EXERCISE DESCRIPTION: Repeat every line of the material, character for character.

__________________________________________________

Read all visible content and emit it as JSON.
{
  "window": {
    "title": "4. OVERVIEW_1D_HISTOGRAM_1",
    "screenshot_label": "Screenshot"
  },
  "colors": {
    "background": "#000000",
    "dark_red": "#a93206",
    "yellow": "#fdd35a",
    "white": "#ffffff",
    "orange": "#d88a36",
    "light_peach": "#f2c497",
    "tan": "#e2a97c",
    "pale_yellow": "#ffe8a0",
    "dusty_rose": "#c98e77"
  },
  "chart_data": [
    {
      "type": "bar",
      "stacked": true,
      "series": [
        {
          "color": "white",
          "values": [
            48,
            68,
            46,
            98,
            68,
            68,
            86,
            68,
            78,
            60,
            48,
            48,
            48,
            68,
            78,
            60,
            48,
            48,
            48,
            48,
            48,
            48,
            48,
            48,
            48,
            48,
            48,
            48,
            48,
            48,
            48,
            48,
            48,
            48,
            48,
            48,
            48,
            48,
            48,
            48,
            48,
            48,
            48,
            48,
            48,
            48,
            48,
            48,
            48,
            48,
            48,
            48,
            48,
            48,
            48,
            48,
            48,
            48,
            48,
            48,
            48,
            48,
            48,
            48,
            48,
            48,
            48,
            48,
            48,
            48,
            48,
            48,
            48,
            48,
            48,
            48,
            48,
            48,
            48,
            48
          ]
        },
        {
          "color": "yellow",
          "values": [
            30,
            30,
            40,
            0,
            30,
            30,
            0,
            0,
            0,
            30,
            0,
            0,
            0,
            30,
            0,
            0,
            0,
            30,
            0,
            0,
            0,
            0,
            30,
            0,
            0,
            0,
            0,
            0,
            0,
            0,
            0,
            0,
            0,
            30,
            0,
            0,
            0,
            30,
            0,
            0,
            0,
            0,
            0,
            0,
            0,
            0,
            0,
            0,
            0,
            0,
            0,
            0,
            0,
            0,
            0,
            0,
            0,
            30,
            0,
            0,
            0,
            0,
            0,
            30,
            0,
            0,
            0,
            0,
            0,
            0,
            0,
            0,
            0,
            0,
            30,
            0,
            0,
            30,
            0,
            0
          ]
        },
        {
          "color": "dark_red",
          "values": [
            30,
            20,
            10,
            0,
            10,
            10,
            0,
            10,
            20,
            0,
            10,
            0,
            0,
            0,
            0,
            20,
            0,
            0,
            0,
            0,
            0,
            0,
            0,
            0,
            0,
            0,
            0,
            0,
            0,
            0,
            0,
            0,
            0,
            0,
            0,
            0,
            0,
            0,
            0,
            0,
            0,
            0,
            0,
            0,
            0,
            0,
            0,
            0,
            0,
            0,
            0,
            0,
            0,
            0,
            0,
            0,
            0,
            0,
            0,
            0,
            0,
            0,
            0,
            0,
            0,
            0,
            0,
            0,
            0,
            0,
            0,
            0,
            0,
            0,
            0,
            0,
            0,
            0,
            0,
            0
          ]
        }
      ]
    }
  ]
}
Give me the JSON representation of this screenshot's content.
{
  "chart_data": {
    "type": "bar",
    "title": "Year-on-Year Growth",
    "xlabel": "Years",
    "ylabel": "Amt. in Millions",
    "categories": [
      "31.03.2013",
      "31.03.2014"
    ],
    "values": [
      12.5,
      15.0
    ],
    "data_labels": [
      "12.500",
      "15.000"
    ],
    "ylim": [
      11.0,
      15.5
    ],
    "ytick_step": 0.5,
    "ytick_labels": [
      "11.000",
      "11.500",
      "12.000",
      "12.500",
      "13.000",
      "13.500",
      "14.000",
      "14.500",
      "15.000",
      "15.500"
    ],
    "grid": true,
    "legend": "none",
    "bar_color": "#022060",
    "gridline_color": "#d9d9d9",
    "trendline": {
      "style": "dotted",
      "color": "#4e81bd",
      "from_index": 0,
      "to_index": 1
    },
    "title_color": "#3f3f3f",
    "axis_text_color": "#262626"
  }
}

__________________________________________________

SOLUTION TO THIS PROBLEM:
Read all visible content and emit it as JSON.
{
  "window": {
    "title": "4. OVERVIEW_1D_HISTOGRAM_1",
    "screenshot_label": "Screenshot"
  },
  "colors": {
    "background": "#000000",
    "dark_red": "#a93206",
    "yellow": "#fdd35a",
    "white": "#ffffff",
    "orange": "#d88a36",
    "light_peach": "#f2c497",
    "tan": "#e2a97c",
    "pale_yellow": "#ffe8a0",
    "dusty_rose": "#c98e77"
  },
  "chart_data": [
    {
      "type": "bar",
      "stacked": true,
      "series": [
        {
          "color": "white",
          "values": [
            48,
            68,
            46,
            98,
            68,
            68,
            86,
            68,
            78,
            60,
            48,
            48,
            48,
            68,
            78,
            60,
            48,
            48,
            48,
            48,
            48,
            48,
            48,
            48,
            48,
            48,
            48,
            48,
            48,
            48,
            48,
            48,
            48,
            48,
            48,
            48,
            48,
            48,
            48,
            48,
            48,
            48,
            48,
            48,
            48,
            48,
            48,
            48,
            48,
            48,
            48,
            48,
            48,
            48,
            48,
            48,
            48,
            48,
            48,
            48,
            48,
            48,
            48,
            48,
            48,
            48,
            48,
            48,
            48,
            48,
            48,
            48,
            48,
            48,
            48,
            48,
            48,
            48,
            48,
            48
          ]
        },
        {
          "color": "yellow",
          "values": [
            30,
            30,
            40,
            0,
            30,
            30,
            0,
            0,
            0,
            30,
            0,
            0,
            0,
            30,
            0,
            0,
            0,
            30,
            0,
            0,
            0,
            0,
            30,
            0,
            0,
            0,
            0,
            0,
            0,
            0,
            0,
            0,
            0,
            30,
            0,
            0,
            0,
            30,
            0,
            0,
            0,
            0,
            0,
            0,
            0,
            0,
            0,
            0,
            0,
            0,
            0,
            0,
            0,
            0,
            0,
            0,
            0,
            30,
            0,
            0,
            0,
            0,
            0,
            30,
            0,
            0,
            0,
            0,
            0,
            0,
            0,
            0,
            0,
            0,
            30,
            0,
            0,
            30,
            0,
            0
          ]
        },
        {
          "color": "dark_red",
          "values": [
            30,
            20,
            10,
            0,
            10,
            10,
            0,
            10,
            20,
            0,
            10,
            0,
            0,
            0,
            0,
            20,
            0,
            0,
            0,
            0,
            0,
            0,
            0,
            0,
            0,
            0,
            0,
            0,
            0,
            0,
            0,
            0,
            0,
            0,
            0,
            0,
            0,
            0,
            0,
            0,
            0,
            0,
            0,
            0,
            0,
            0,
            0,
            0,
            0,
            0,
            0,
            0,
            0,
            0,
            0,
            0,
            0,
            0,
            0,
            0,
            0,
            0,
            0,
            0,
            0,
            0,
            0,
            0,
            0,
            0,
            0,
            0,
            0,
            0,
            0,
            0,
            0,
            0,
            0,
            0
          ]
        }
      ]
    }
  ]
}
Give me the JSON representation of this screenshot's content.
{
  "chart_data": {
    "type": "bar",
    "title": "Year-on-Year Growth",
    "xlabel": "Years",
    "ylabel": "Amt. in Millions",
    "categories": [
      "31.03.2013",
      "31.03.2014"
    ],
    "values": [
      12.5,
      15.0
    ],
    "data_labels": [
      "12.500",
      "15.000"
    ],
    "ylim": [
      11.0,
      15.5
    ],
    "ytick_step": 0.5,
    "ytick_labels": [
      "11.000",
      "11.500",
      "12.000",
      "12.500",
      "13.000",
      "13.500",
      "14.000",
      "14.500",
      "15.000",
      "15.500"
    ],
    "grid": true,
    "legend": "none",
    "bar_color": "#022060",
    "gridline_color": "#d9d9d9",
    "trendline": {
      "style": "dotted",
      "color": "#4e81bd",
      "from_index": 0,
      "to_index": 1
    },
    "title_color": "#3f3f3f",
    "axis_text_color": "#262626"
  }
}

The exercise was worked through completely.